Task to carry out.
Copy the records below exactly as they appear.

[Start Exercise inputs]

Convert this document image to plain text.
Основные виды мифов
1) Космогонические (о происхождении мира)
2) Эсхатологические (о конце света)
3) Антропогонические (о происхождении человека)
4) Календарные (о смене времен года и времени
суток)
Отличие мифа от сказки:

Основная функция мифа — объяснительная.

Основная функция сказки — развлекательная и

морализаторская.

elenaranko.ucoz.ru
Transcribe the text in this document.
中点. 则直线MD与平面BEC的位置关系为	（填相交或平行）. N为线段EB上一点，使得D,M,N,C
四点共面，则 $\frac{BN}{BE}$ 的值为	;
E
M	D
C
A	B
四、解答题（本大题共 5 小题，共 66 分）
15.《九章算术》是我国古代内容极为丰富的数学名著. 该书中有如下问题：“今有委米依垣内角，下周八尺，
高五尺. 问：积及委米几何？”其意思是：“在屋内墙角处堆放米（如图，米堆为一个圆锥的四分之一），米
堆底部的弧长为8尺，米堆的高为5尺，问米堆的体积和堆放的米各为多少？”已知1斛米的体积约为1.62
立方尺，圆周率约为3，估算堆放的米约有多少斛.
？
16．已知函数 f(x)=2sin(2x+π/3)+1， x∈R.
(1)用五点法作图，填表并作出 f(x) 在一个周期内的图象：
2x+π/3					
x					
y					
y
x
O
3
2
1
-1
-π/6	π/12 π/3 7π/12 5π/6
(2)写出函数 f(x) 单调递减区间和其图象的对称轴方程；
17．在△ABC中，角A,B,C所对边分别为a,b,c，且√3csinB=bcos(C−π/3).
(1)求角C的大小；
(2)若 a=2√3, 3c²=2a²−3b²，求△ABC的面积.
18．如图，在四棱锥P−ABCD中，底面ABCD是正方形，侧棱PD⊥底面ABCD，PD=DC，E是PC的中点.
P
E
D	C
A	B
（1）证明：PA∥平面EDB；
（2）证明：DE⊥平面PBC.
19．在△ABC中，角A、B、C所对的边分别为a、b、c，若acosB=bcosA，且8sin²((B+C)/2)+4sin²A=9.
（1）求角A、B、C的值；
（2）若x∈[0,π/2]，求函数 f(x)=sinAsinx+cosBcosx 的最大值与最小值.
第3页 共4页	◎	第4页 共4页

[End Exercise inputs]

Response.
Convert this document image to plain text.
Основные виды мифов
1) Космогонические (о происхождении мира)
2) Эсхатологические (о конце света)
3) Антропогонические (о происхождении человека)
4) Календарные (о смене времен года и времени
суток)
Отличие мифа от сказки:

Основная функция мифа — объяснительная.

Основная функция сказки — развлекательная и

морализаторская.

elenaranko.ucoz.ru
Transcribe the text in this document.
中点. 则直线MD与平面BEC的位置关系为	（填相交或平行）. N为线段EB上一点，使得D,M,N,C
四点共面，则 $\frac{BN}{BE}$ 的值为	;
E
M	D
C
A	B
四、解答题（本大题共 5 小题，共 66 分）
15.《九章算术》是我国古代内容极为丰富的数学名著. 该书中有如下问题：“今有委米依垣内角，下周八尺，
高五尺. 问：积及委米几何？”其意思是：“在屋内墙角处堆放米（如图，米堆为一个圆锥的四分之一），米
堆底部的弧长为8尺，米堆的高为5尺，问米堆的体积和堆放的米各为多少？”已知1斛米的体积约为1.62
立方尺，圆周率约为3，估算堆放的米约有多少斛.
？
16．已知函数 f(x)=2sin(2x+π/3)+1， x∈R.
(1)用五点法作图，填表并作出 f(x) 在一个周期内的图象：
2x+π/3					
x					
y					
y
x
O
3
2
1
-1
-π/6	π/12 π/3 7π/12 5π/6
(2)写出函数 f(x) 单调递减区间和其图象的对称轴方程；
17．在△ABC中，角A,B,C所对边分别为a,b,c，且√3csinB=bcos(C−π/3).
(1)求角C的大小；
(2)若 a=2√3, 3c²=2a²−3b²，求△ABC的面积.
18．如图，在四棱锥P−ABCD中，底面ABCD是正方形，侧棱PD⊥底面ABCD，PD=DC，E是PC的中点.
P
E
D	C
A	B
（1）证明：PA∥平面EDB；
（2）证明：DE⊥平面PBC.
19．在△ABC中，角A、B、C所对的边分别为a、b、c，若acosB=bcosA，且8sin²((B+C)/2)+4sin²A=9.
（1）求角A、B、C的值；
（2）若x∈[0,π/2]，求函数 f(x)=sinAsinx+cosBcosx 的最大值与最小值.
第3页 共4页	◎	第4页 共4页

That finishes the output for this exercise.